Dataset excerpt:
================
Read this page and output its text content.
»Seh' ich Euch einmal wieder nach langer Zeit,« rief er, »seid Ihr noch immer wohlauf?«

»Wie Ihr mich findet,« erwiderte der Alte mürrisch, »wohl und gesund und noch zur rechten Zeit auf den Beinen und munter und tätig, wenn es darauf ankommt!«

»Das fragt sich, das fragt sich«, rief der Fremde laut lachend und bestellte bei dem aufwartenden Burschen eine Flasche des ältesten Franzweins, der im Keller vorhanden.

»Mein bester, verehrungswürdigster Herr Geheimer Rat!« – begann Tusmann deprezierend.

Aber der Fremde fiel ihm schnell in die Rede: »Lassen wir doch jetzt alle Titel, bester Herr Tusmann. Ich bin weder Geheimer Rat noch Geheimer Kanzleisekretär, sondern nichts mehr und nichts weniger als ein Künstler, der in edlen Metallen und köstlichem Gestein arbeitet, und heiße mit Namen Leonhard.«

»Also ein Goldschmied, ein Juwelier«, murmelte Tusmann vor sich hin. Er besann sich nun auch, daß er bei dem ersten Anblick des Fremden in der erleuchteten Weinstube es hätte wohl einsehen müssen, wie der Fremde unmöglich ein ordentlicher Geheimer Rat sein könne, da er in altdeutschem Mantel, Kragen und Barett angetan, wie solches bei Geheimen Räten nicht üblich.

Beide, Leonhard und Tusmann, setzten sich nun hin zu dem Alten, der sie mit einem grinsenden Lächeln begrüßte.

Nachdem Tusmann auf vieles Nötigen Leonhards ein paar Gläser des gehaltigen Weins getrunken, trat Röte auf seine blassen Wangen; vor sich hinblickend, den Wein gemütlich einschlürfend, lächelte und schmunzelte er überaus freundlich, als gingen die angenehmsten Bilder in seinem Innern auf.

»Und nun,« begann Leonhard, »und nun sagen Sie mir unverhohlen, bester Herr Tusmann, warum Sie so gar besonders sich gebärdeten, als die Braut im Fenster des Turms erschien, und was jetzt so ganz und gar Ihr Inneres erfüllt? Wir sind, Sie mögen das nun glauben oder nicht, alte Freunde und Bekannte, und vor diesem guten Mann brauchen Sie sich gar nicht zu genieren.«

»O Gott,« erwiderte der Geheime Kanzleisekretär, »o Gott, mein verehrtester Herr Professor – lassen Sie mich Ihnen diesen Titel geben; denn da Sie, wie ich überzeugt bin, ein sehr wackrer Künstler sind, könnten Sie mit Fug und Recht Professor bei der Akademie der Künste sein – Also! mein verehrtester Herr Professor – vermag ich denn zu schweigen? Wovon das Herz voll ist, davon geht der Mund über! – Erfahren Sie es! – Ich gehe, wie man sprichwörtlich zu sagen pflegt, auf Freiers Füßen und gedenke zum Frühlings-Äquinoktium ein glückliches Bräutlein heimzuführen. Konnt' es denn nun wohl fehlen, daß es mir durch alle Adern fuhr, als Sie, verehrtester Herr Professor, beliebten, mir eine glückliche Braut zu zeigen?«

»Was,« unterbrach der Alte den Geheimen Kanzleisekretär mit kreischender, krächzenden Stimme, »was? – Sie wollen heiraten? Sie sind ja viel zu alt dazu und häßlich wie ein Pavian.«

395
================
> _Task directions_: Tally the lines in the listing that hold "rief" and report the number alone.

> _The completed task_: 2